Problem set
A: From the post about the git error, reproduce the passage starting at "I can run git" and ending at "the path then?".
B: In the post about the git error, what permission setting does the writer report for the project directory?

* START Document extract *

I have an existing project, deployed to heroku and under git control. I've been regularly adding and committing code.
I recently rebuilt the computer I'm working on (OSX, 10.6) and now when I invoke
git status
I see my changes, but when I try to add the changed files for committing, I get
Dans-iMac-335:[app-name-obscured] apple$ git add public/javascripts/*
fatal: Unable to write new index file
I've cloned the project from the heroku git repository, and I can add there. The ownership of the files in the two projects is the same. What could be causing this? My option is to add each of the changed files to the newly cloned version and reconstruct it that way, but there are a lot of changes, and it seems likely there's a fix here.
Anyone experienced this, and any ideas where to start?
Chris : thanks for the exhaustive reply.
I can run git using sudo. It seems in that sense to be a permissions issue, although the directory is 755, and owned by me, and the enclosed files 644, again owned by me (same user as owns the project files). There's lots of disk space, and the suggestion that directory is writable is a good one, but I was running git from inside the directory that contains the project – would it still need to create the path then?

* END Document extract *
* START Extracted data *

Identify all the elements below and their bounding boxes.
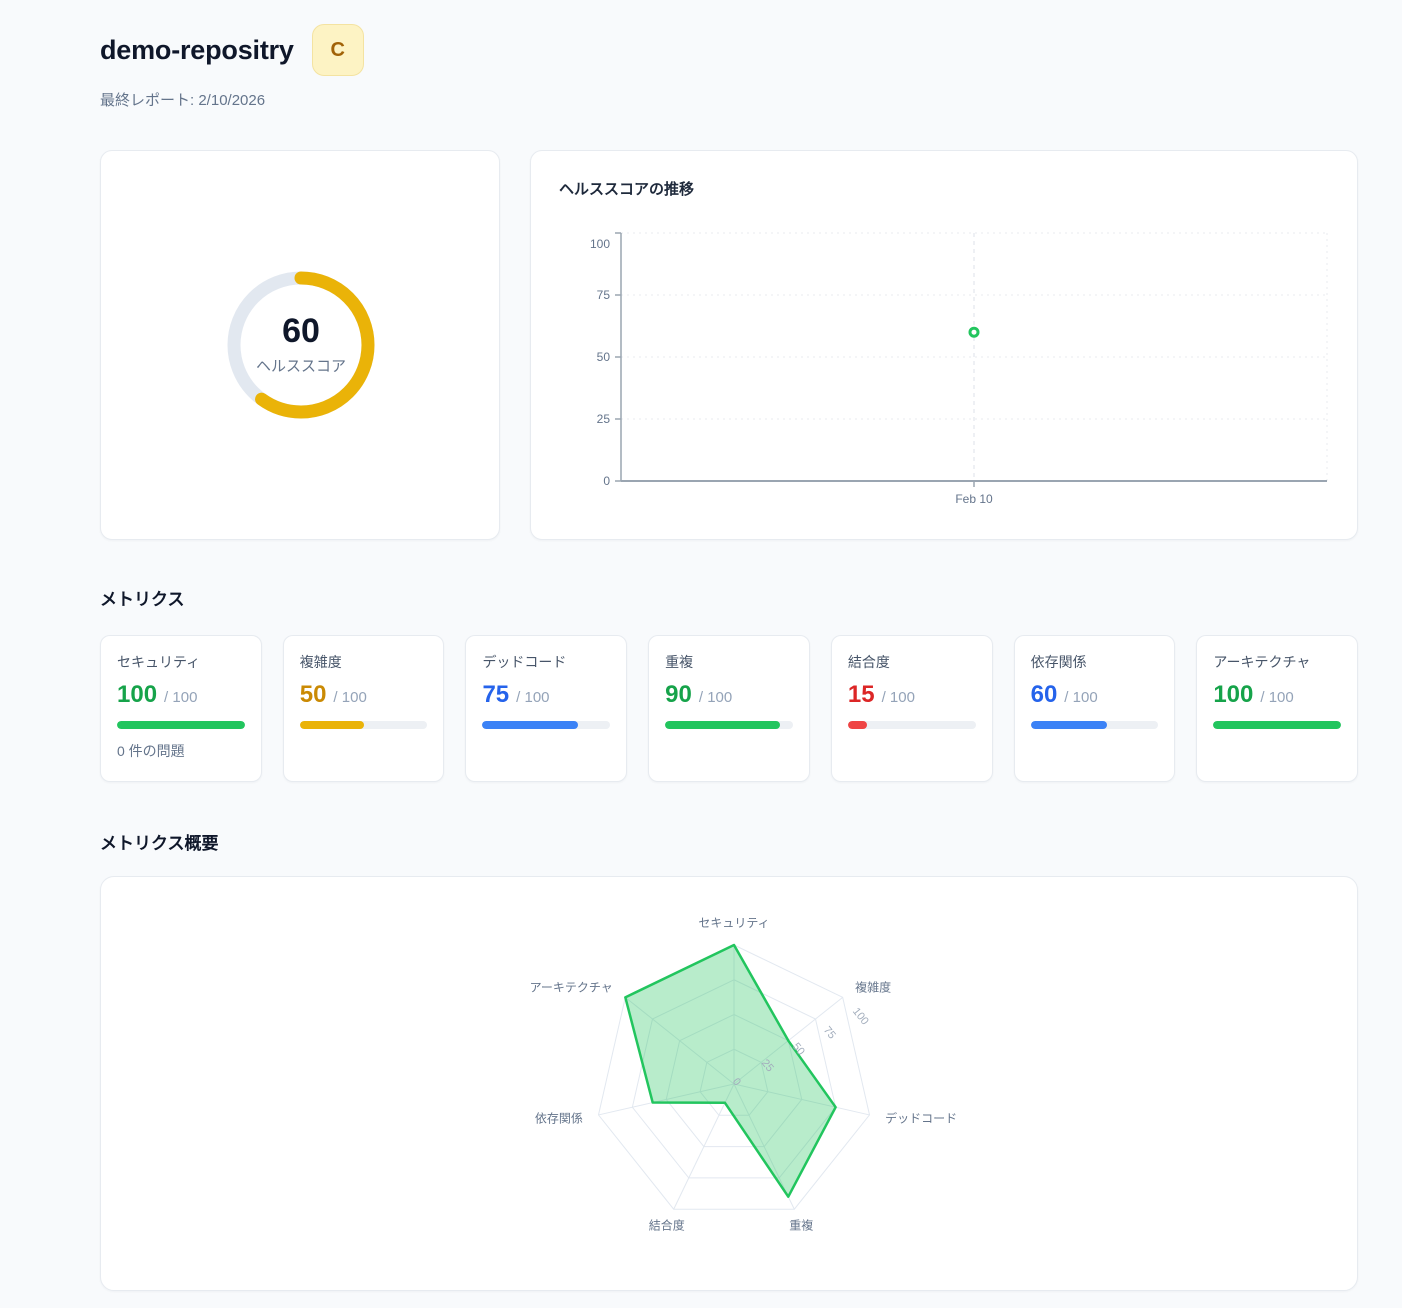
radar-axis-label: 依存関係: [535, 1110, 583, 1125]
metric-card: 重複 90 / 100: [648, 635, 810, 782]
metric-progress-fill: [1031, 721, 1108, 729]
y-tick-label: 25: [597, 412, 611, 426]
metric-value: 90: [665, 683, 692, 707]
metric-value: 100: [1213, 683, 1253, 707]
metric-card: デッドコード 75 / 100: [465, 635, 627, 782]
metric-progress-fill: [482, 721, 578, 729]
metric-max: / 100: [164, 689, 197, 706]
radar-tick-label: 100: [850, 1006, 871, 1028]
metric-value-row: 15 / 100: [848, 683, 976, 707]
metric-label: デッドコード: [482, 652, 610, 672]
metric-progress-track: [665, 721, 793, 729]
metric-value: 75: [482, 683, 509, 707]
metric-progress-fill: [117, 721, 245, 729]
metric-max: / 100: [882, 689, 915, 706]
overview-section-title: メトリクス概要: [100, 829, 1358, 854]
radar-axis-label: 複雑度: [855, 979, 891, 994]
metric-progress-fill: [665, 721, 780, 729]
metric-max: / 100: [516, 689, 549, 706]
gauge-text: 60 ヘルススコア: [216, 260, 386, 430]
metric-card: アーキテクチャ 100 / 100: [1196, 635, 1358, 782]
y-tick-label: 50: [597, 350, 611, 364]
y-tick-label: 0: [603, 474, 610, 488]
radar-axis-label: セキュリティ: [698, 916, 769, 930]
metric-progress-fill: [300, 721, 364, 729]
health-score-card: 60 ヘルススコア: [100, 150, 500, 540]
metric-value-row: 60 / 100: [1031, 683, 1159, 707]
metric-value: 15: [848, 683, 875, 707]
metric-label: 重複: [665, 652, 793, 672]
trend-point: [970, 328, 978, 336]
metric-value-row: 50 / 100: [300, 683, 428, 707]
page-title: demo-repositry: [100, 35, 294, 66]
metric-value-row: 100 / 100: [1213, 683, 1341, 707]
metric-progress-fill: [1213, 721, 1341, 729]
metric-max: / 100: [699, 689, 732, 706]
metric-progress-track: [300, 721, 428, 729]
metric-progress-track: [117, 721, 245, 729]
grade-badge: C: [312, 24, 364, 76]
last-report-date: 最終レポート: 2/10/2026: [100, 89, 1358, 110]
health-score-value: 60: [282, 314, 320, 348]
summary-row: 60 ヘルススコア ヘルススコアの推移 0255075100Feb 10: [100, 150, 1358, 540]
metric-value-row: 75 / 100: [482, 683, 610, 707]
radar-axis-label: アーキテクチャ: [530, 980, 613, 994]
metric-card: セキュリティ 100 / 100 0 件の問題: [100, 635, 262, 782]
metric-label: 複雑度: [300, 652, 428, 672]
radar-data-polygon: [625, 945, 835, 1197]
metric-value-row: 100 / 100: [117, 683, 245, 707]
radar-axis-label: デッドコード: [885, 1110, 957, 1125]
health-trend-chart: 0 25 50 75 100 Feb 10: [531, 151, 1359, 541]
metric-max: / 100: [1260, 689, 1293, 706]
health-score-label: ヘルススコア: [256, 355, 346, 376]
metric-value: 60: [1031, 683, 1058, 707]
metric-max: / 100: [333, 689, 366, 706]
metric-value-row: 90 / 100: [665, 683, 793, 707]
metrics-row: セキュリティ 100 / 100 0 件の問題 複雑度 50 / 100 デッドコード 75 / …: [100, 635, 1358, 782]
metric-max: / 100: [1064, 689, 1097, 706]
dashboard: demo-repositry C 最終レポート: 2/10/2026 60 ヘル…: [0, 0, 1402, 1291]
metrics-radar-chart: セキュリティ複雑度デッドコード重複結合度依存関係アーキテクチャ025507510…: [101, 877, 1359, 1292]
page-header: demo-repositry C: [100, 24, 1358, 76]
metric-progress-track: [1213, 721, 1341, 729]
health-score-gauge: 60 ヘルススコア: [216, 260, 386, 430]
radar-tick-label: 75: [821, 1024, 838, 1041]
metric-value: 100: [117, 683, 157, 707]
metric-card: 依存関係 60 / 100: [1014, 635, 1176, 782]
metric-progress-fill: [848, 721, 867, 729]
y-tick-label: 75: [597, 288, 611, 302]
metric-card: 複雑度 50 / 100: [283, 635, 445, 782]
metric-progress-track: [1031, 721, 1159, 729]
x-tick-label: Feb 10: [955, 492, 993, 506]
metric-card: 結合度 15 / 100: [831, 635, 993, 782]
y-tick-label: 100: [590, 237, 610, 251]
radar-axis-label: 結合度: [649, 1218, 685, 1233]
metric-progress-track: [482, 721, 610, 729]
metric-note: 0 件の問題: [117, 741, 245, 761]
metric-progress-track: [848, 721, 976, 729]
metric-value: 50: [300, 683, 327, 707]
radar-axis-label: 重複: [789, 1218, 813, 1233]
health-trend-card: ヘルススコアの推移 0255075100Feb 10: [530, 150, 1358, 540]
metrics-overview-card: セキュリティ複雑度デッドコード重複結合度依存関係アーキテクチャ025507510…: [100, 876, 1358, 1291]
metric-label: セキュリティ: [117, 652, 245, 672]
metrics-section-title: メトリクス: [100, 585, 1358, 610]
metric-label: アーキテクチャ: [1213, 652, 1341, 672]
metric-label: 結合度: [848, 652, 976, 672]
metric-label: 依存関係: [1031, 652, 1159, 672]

* END Extracted data *
* START Extracted data *

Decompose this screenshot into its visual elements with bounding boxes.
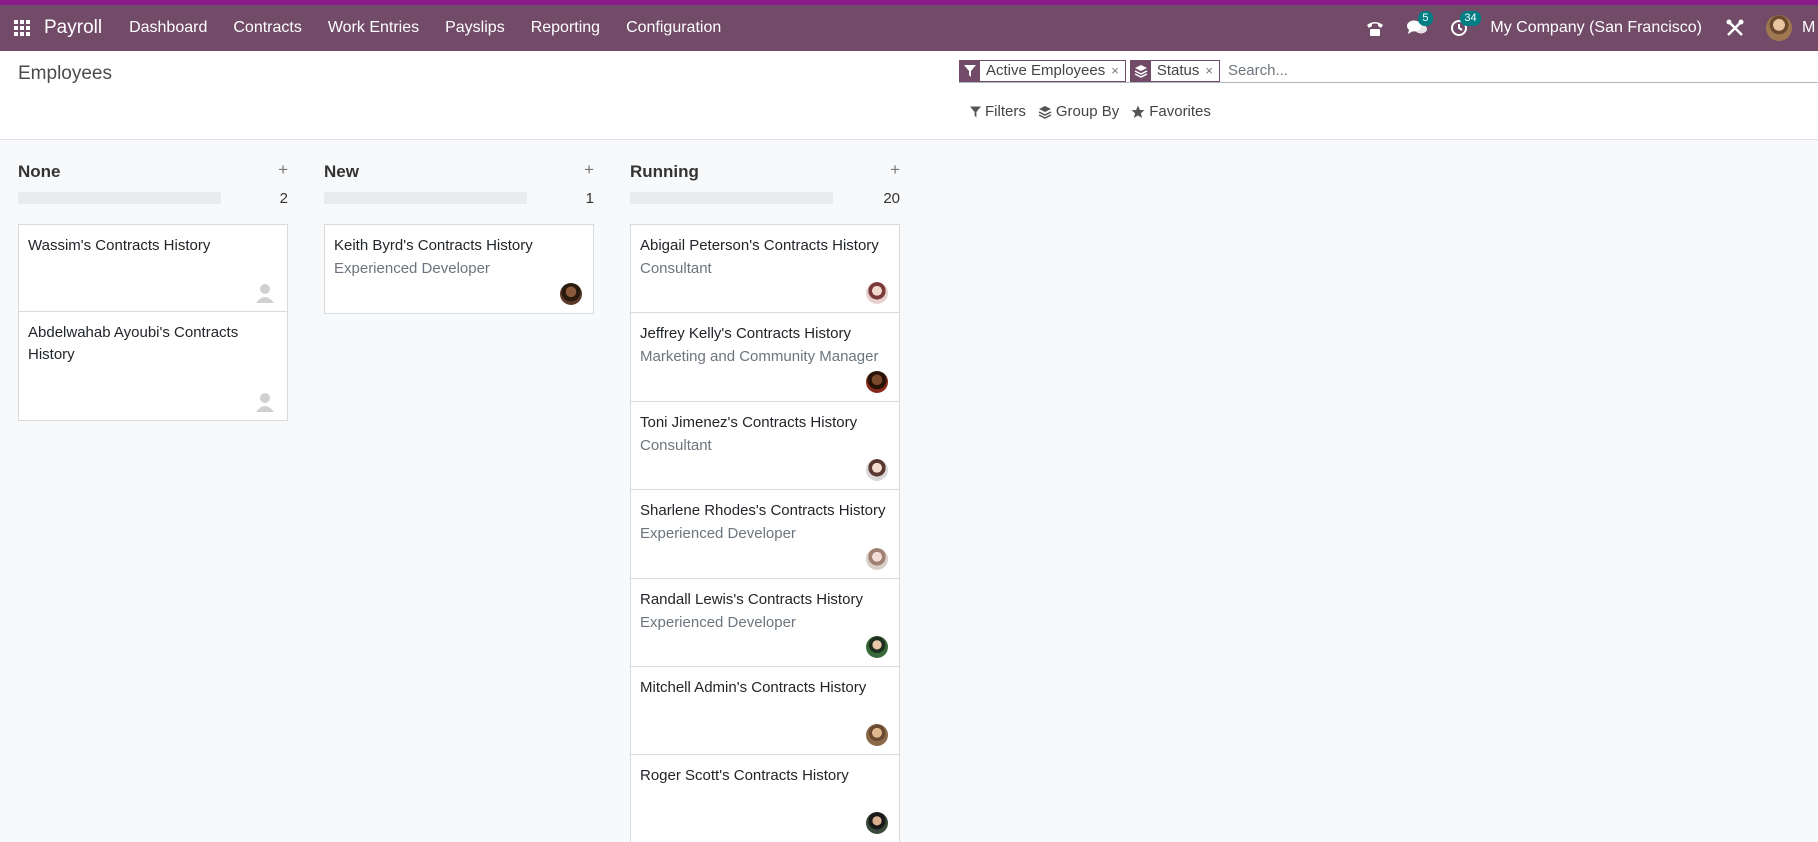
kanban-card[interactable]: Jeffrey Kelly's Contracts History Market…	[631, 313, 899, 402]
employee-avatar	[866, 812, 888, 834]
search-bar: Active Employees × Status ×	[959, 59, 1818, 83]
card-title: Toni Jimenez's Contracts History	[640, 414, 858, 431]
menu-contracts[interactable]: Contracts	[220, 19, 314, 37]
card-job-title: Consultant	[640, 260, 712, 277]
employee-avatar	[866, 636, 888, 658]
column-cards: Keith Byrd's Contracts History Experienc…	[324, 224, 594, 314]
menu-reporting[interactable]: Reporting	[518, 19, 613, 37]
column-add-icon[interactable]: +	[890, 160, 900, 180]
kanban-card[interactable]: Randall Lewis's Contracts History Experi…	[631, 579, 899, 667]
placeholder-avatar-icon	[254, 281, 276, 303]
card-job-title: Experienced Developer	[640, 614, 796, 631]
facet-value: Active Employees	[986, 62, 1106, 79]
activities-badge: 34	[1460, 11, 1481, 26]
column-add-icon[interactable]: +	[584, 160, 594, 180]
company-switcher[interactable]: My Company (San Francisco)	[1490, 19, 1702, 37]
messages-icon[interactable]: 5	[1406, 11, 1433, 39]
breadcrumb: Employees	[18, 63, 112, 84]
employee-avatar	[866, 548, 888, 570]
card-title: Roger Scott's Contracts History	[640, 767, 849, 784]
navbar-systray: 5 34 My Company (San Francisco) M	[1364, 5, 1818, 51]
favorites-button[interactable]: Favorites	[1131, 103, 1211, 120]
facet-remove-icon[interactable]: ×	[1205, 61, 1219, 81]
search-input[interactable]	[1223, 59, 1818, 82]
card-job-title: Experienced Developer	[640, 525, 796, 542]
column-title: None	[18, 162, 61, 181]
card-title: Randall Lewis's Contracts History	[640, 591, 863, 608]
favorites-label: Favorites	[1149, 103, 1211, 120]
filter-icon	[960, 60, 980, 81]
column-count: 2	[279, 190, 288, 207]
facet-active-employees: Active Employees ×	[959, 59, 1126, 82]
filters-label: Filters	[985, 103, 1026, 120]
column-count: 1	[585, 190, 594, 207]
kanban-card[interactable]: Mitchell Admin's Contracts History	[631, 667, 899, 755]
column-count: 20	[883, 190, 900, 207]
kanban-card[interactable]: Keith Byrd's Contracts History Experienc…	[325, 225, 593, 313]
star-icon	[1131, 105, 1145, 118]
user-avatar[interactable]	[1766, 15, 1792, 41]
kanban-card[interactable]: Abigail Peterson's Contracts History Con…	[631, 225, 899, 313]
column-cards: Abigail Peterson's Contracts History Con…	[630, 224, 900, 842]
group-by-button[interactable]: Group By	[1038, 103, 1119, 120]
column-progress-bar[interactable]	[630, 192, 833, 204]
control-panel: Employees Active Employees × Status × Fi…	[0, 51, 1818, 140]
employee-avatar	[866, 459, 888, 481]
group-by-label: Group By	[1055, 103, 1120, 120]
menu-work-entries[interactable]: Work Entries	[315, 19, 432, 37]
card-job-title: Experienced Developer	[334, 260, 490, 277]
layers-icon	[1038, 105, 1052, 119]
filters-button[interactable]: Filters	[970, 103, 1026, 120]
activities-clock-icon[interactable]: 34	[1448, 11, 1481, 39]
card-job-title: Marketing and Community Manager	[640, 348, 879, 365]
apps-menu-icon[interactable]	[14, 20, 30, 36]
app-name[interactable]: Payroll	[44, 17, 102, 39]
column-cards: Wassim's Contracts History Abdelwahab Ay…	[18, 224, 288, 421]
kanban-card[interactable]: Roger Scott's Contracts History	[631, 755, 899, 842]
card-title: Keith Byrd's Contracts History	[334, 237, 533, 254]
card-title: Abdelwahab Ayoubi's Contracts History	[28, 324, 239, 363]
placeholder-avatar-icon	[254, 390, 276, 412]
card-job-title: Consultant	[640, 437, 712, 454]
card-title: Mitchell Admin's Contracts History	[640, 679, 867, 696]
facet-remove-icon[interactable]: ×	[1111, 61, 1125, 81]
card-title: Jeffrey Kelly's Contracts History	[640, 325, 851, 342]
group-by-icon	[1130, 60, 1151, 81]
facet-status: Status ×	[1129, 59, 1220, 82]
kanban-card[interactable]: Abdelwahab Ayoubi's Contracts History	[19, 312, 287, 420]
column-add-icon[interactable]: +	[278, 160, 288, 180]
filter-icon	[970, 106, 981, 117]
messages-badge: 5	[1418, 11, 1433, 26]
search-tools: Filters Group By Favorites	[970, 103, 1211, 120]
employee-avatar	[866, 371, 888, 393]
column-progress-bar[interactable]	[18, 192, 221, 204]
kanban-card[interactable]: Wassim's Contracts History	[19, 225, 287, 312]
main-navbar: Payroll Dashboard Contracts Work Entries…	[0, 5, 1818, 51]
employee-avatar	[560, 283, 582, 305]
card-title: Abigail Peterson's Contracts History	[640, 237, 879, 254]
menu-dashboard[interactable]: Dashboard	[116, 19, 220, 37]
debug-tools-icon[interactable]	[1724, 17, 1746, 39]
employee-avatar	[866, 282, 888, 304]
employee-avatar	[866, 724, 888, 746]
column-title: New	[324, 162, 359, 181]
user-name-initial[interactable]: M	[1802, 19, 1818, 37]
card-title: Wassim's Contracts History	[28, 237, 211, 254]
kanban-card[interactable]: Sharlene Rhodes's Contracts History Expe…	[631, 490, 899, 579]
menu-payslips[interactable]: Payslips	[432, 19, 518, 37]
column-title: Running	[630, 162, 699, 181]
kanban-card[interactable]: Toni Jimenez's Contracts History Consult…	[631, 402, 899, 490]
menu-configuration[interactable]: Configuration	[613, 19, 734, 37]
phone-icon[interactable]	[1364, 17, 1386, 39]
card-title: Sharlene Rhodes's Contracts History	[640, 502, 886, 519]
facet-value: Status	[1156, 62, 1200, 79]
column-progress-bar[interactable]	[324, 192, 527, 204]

* END Extracted data *

Expected responses
A:
I can run git using sudo. It seems in that sense to be a permissions issue, although the directory is 755, and owned by me, and the enclosed files 644, again owned by me (same user as owns the project files). There's lots of disk space, and the suggestion that directory is writable is a good one, but I was running git from inside the directory that contains the project – would it still need to create the path then?

B: 755